Present the data once more in exactly its original form.

##### Data entries

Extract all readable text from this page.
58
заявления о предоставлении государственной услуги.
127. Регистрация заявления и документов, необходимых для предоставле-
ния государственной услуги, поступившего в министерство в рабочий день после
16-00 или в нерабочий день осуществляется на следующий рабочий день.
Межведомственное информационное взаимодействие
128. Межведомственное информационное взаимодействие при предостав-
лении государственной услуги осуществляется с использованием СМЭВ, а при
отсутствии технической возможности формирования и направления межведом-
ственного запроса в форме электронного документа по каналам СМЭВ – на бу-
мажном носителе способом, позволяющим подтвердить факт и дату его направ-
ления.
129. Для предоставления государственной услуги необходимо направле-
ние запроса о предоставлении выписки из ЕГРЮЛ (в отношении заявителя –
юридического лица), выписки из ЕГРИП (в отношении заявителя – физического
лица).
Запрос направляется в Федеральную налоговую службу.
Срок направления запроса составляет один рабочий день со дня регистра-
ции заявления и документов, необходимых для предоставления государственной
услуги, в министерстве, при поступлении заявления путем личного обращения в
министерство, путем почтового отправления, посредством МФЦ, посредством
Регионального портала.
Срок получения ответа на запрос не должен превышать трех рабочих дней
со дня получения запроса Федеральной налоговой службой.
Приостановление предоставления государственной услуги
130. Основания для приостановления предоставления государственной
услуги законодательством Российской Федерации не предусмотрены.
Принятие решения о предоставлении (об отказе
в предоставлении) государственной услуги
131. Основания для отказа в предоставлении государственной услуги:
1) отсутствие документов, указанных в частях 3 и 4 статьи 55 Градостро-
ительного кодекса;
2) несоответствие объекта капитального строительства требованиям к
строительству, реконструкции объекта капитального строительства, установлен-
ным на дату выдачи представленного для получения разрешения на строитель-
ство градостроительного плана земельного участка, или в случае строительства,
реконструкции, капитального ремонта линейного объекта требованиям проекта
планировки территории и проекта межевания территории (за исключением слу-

##########

-- Answer to the exercise --
Extract all readable text from this page.
58
заявления о предоставлении государственной услуги.
127. Регистрация заявления и документов, необходимых для предоставле-
ния государственной услуги, поступившего в министерство в рабочий день после
16-00 или в нерабочий день осуществляется на следующий рабочий день.
Межведомственное информационное взаимодействие
128. Межведомственное информационное взаимодействие при предостав-
лении государственной услуги осуществляется с использованием СМЭВ, а при
отсутствии технической возможности формирования и направления межведом-
ственного запроса в форме электронного документа по каналам СМЭВ – на бу-
мажном носителе способом, позволяющим подтвердить факт и дату его направ-
ления.
129. Для предоставления государственной услуги необходимо направле-
ние запроса о предоставлении выписки из ЕГРЮЛ (в отношении заявителя –
юридического лица), выписки из ЕГРИП (в отношении заявителя – физического
лица).
Запрос направляется в Федеральную налоговую службу.
Срок направления запроса составляет один рабочий день со дня регистра-
ции заявления и документов, необходимых для предоставления государственной
услуги, в министерстве, при поступлении заявления путем личного обращения в
министерство, путем почтового отправления, посредством МФЦ, посредством
Регионального портала.
Срок получения ответа на запрос не должен превышать трех рабочих дней
со дня получения запроса Федеральной налоговой службой.
Приостановление предоставления государственной услуги
130. Основания для приостановления предоставления государственной
услуги законодательством Российской Федерации не предусмотрены.
Принятие решения о предоставлении (об отказе
в предоставлении) государственной услуги
131. Основания для отказа в предоставлении государственной услуги:
1) отсутствие документов, указанных в частях 3 и 4 статьи 55 Градостро-
ительного кодекса;
2) несоответствие объекта капитального строительства требованиям к
строительству, реконструкции объекта капитального строительства, установлен-
ным на дату выдачи представленного для получения разрешения на строитель-
ство градостроительного плана земельного участка, или в случае строительства,
реконструкции, капитального ремонта линейного объекта требованиям проекта
планировки территории и проекта межевания территории (за исключением слу-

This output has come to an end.